▶ _Given exercise_:
Copy out the lines that have "fixed" in them.

***** Supplied records

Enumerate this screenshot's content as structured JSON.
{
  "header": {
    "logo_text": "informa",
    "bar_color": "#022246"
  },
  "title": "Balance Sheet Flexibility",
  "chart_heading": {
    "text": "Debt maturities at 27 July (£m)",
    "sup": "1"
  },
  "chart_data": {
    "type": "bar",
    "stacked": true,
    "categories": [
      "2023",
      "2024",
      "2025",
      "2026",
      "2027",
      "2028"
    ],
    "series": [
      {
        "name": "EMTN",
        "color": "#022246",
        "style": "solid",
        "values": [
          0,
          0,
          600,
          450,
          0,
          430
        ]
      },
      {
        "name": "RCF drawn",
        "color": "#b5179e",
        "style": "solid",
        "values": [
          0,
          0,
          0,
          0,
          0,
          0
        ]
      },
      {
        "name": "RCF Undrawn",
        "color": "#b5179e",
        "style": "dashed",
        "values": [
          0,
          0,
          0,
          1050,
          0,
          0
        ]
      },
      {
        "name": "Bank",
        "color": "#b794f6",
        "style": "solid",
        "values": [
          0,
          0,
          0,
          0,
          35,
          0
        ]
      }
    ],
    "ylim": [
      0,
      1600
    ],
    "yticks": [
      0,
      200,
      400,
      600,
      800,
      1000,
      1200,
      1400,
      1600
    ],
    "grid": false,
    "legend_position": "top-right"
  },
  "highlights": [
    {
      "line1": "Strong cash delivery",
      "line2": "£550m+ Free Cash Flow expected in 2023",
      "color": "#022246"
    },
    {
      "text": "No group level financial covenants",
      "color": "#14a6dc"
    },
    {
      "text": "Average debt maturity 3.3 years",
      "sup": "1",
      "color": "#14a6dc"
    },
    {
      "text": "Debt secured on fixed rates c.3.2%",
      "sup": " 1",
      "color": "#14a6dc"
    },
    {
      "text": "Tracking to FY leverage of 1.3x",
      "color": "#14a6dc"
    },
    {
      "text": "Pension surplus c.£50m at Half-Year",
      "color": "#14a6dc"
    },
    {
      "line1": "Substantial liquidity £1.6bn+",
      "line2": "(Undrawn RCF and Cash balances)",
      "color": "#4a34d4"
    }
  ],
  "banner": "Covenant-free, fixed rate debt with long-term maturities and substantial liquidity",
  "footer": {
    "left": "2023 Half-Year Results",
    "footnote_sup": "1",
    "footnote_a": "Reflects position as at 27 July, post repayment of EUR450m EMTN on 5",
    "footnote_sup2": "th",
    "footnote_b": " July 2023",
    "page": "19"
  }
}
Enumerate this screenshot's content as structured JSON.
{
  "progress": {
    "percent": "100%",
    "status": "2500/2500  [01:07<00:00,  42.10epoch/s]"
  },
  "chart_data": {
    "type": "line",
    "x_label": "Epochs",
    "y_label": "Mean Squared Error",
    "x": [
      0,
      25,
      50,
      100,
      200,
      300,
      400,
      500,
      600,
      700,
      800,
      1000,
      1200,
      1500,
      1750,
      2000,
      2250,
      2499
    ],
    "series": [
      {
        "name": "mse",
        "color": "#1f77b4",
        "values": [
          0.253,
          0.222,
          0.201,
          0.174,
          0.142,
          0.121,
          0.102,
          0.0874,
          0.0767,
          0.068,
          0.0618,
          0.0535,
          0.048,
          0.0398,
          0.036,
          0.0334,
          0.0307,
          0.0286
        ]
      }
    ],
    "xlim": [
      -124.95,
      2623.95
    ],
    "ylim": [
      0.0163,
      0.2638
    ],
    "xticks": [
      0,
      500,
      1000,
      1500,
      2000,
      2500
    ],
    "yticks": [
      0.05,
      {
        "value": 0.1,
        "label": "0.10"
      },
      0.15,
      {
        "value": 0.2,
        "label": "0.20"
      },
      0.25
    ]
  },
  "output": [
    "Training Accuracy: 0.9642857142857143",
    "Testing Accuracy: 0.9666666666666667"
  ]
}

**********

▶ _The solution_:
      "text": "Debt secured on fixed rates c.3.2%",
  "banner": "Covenant-free, fixed rate debt with long-term maturities and substantial liquidity",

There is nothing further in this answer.